--- Given exercise ---
Copy each line where the word "Tarras" occurs.
——————
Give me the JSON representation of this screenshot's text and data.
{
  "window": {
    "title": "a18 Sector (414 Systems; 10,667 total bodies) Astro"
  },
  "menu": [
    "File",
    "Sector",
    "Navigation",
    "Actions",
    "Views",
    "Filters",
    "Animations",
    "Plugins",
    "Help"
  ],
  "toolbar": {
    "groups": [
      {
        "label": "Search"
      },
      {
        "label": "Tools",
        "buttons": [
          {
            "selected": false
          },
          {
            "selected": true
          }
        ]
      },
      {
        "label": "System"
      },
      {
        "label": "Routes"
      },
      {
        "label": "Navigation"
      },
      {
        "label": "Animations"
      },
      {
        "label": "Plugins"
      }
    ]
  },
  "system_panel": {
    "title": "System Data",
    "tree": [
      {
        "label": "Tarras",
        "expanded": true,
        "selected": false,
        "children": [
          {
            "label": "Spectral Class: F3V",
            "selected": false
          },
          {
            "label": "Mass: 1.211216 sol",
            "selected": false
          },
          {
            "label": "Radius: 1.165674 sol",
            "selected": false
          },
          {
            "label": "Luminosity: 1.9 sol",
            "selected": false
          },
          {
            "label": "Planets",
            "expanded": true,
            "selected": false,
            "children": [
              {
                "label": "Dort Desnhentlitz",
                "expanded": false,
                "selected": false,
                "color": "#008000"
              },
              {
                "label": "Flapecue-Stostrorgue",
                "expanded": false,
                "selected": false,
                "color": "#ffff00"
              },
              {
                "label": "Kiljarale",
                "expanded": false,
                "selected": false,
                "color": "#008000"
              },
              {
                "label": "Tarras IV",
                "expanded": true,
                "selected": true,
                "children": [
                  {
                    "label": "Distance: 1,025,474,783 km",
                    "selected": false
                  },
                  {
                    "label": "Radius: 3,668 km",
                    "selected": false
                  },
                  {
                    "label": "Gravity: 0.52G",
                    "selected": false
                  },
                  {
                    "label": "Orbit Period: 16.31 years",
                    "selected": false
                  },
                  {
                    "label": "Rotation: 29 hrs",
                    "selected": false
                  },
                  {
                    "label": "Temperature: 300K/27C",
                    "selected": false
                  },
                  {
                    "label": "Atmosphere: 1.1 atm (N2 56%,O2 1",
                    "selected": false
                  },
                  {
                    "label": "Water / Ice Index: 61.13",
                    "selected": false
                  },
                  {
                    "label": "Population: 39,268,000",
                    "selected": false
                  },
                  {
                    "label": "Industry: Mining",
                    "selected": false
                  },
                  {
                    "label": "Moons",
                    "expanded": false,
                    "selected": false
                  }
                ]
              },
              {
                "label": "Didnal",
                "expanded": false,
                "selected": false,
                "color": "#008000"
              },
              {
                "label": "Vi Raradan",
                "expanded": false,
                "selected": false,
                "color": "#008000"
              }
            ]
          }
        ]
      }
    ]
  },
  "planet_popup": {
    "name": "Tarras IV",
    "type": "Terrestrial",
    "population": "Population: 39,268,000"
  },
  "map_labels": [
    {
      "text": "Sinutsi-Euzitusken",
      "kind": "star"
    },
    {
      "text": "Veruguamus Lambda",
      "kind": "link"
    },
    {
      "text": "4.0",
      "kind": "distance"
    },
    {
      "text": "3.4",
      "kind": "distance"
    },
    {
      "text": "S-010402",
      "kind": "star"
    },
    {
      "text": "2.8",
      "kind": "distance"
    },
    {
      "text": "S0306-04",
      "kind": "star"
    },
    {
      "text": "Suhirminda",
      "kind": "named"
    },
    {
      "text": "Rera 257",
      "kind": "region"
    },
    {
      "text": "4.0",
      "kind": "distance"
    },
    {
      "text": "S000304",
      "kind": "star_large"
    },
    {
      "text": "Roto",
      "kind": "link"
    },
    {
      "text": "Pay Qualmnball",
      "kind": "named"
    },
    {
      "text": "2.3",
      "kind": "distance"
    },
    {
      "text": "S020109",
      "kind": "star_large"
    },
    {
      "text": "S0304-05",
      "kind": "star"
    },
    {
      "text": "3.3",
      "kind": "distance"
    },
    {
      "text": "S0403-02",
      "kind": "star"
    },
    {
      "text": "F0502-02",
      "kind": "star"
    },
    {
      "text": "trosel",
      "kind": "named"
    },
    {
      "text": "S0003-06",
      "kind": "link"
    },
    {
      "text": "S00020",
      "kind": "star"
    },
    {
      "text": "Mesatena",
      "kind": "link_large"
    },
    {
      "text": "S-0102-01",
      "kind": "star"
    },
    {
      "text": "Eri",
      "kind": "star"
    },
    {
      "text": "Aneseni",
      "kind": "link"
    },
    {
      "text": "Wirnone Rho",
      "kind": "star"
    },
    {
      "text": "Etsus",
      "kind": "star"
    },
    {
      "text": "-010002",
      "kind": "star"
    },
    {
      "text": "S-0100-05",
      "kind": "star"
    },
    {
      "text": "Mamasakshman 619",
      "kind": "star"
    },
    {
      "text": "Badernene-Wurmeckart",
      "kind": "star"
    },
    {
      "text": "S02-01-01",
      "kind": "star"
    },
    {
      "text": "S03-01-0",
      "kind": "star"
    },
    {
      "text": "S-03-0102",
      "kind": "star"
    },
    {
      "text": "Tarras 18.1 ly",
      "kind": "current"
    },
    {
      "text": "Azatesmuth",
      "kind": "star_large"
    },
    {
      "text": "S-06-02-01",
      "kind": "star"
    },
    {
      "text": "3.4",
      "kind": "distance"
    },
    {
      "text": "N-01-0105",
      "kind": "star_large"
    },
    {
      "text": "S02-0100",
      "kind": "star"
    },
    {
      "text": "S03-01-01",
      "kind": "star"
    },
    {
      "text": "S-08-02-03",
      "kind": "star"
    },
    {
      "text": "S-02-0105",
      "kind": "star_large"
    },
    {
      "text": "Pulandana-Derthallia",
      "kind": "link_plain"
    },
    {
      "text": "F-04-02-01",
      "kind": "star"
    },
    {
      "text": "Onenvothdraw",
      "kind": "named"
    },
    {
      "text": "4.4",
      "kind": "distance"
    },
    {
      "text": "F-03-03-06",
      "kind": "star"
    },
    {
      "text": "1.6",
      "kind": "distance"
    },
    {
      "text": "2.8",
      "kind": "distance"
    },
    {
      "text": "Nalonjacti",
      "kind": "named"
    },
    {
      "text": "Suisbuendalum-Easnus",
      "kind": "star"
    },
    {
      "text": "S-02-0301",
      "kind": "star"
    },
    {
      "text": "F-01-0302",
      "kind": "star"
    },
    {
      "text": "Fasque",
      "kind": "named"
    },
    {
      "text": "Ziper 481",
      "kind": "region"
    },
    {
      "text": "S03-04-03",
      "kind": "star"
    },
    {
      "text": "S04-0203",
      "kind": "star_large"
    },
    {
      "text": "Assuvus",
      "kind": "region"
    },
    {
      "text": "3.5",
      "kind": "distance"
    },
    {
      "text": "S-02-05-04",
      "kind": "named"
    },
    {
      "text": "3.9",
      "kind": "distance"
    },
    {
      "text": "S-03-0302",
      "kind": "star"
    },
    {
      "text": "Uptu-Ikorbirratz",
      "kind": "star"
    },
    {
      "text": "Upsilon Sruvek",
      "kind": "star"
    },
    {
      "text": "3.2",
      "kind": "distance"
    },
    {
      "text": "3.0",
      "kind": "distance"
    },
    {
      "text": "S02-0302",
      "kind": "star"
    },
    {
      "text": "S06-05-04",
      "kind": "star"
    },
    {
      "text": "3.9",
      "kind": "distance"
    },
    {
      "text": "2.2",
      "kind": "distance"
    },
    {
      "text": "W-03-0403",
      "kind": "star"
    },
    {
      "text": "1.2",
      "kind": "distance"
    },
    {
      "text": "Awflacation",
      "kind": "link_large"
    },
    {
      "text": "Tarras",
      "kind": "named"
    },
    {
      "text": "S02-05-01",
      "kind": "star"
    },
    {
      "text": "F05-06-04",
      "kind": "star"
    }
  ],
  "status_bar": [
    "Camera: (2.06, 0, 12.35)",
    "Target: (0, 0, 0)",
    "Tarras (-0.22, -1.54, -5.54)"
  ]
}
——————
--- Answer to this task ---
        "label": "Tarras",
                "label": "Tarras IV",
    "name": "Tarras IV",
      "text": "Tarras 18.1 ly",
      "text": "Tarras",
    "Tarras (-0.22, -1.54, -5.54)"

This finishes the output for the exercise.